● **What the task asks**
Only the lines from the one containing "What does this" through the end of the entries should be repeated, exactly as they appear, first and last included.

Data records:
- - -

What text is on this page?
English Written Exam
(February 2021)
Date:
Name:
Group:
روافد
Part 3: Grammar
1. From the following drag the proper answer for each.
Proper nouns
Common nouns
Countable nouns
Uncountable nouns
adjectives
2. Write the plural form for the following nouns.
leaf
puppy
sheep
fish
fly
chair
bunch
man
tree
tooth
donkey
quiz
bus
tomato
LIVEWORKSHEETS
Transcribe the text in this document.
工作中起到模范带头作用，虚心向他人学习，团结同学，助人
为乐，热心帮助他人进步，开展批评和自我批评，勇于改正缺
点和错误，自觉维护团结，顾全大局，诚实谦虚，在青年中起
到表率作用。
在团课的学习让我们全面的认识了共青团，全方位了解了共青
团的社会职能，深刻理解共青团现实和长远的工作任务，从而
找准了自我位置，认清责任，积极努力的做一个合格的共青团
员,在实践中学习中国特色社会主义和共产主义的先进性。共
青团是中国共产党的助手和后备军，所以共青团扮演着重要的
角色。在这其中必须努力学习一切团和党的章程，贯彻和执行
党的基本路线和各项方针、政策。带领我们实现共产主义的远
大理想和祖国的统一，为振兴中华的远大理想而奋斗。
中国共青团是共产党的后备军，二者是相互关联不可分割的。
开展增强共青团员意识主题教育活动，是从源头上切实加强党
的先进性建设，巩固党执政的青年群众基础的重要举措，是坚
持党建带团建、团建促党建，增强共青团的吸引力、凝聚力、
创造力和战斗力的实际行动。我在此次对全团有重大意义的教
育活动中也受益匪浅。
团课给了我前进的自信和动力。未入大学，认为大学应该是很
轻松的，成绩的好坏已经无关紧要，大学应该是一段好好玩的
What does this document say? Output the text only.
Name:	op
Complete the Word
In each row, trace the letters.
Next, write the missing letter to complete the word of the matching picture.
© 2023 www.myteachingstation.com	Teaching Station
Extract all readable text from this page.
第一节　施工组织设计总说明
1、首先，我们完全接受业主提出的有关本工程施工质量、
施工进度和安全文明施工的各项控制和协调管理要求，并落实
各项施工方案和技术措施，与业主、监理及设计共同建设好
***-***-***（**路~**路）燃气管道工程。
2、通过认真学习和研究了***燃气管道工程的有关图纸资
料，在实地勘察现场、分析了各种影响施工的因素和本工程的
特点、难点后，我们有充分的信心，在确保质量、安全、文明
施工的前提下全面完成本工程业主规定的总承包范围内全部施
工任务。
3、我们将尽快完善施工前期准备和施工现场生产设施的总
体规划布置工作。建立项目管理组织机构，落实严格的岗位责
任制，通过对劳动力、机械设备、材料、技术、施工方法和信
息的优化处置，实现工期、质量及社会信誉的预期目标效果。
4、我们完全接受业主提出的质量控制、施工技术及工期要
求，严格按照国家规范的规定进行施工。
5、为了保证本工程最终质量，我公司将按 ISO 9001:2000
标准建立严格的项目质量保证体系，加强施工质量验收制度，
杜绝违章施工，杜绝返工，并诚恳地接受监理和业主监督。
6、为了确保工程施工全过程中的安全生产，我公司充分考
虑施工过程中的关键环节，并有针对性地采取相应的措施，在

- - -

● **Output below**
What does this document say? Output the text only.
Name:	op
Complete the Word
In each row, trace the letters.
Next, write the missing letter to complete the word of the matching picture.
© 2023 www.myteachingstation.com	Teaching Station
Extract all readable text from this page.
第一节　施工组织设计总说明
1、首先，我们完全接受业主提出的有关本工程施工质量、
施工进度和安全文明施工的各项控制和协调管理要求，并落实
各项施工方案和技术措施，与业主、监理及设计共同建设好
***-***-***（**路~**路）燃气管道工程。
2、通过认真学习和研究了***燃气管道工程的有关图纸资
料，在实地勘察现场、分析了各种影响施工的因素和本工程的
特点、难点后，我们有充分的信心，在确保质量、安全、文明
施工的前提下全面完成本工程业主规定的总承包范围内全部施
工任务。
3、我们将尽快完善施工前期准备和施工现场生产设施的总
体规划布置工作。建立项目管理组织机构，落实严格的岗位责
任制，通过对劳动力、机械设备、材料、技术、施工方法和信
息的优化处置，实现工期、质量及社会信誉的预期目标效果。
4、我们完全接受业主提出的质量控制、施工技术及工期要
求，严格按照国家规范的规定进行施工。
5、为了保证本工程最终质量，我公司将按 ISO 9001:2000
标准建立严格的项目质量保证体系，加强施工质量验收制度，
杜绝违章施工，杜绝返工，并诚恳地接受监理和业主监督。
6、为了确保工程施工全过程中的安全生产，我公司充分考
虑施工过程中的关键环节，并有针对性地采取相应的措施，在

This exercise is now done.